Reproduce everything from the start of the material down to the line containing "The support part body 21 is at (372, 296).", swapping "main parts" for "principal components" and leaving all else unchanged.

*RECORDS FOR THIS TASK*.
..........

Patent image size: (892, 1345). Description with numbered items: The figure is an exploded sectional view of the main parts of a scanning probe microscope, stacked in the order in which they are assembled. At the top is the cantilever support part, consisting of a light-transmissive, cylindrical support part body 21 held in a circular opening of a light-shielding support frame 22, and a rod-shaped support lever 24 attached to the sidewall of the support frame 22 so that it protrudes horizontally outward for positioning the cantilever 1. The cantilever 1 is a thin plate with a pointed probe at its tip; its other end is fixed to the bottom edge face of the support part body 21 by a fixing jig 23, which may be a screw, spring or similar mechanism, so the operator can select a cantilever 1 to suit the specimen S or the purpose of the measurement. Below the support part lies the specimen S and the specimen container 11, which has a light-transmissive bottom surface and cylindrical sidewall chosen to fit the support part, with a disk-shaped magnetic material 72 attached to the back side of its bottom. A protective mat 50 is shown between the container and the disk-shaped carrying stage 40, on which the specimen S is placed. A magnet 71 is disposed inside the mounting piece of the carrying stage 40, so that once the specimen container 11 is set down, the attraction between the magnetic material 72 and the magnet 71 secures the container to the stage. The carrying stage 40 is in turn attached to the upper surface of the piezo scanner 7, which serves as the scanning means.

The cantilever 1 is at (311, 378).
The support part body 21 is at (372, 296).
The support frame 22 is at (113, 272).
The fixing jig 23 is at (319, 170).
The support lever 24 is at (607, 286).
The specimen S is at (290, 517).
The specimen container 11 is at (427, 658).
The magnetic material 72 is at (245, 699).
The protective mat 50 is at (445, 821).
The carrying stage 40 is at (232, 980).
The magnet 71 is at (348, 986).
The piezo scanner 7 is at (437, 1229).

..........

*RESPONSE*.
Patent image size: (892, 1345). Description with numbered items: The figure is an exploded sectional view of the principal components of a scanning probe microscope, stacked in the order in which they are assembled. At the top is the cantilever support part, consisting of a light-transmissive, cylindrical support part body 21 held in a circular opening of a light-shielding support frame 22, and a rod-shaped support lever 24 attached to the sidewall of the support frame 22 so that it protrudes horizontally outward for positioning the cantilever 1. The cantilever 1 is a thin plate with a pointed probe at its tip; its other end is fixed to the bottom edge face of the support part body 21 by a fixing jig 23, which may be a screw, spring or similar mechanism, so the operator can select a cantilever 1 to suit the specimen S or the purpose of the measurement. Below the support part lies the specimen S and the specimen container 11, which has a light-transmissive bottom surface and cylindrical sidewall chosen to fit the support part, with a disk-shaped magnetic material 72 attached to the back side of its bottom. A protective mat 50 is shown between the container and the disk-shaped carrying stage 40, on which the specimen S is placed. A magnet 71 is disposed inside the mounting piece of the carrying stage 40, so that once the specimen container 11 is set down, the attraction between the magnetic material 72 and the magnet 71 secures the container to the stage. The carrying stage 40 is in turn attached to the upper surface of the piezo scanner 7, which serves as the scanning means.

The cantilever 1 is at (311, 378).
The support part body 21 is at (372, 296).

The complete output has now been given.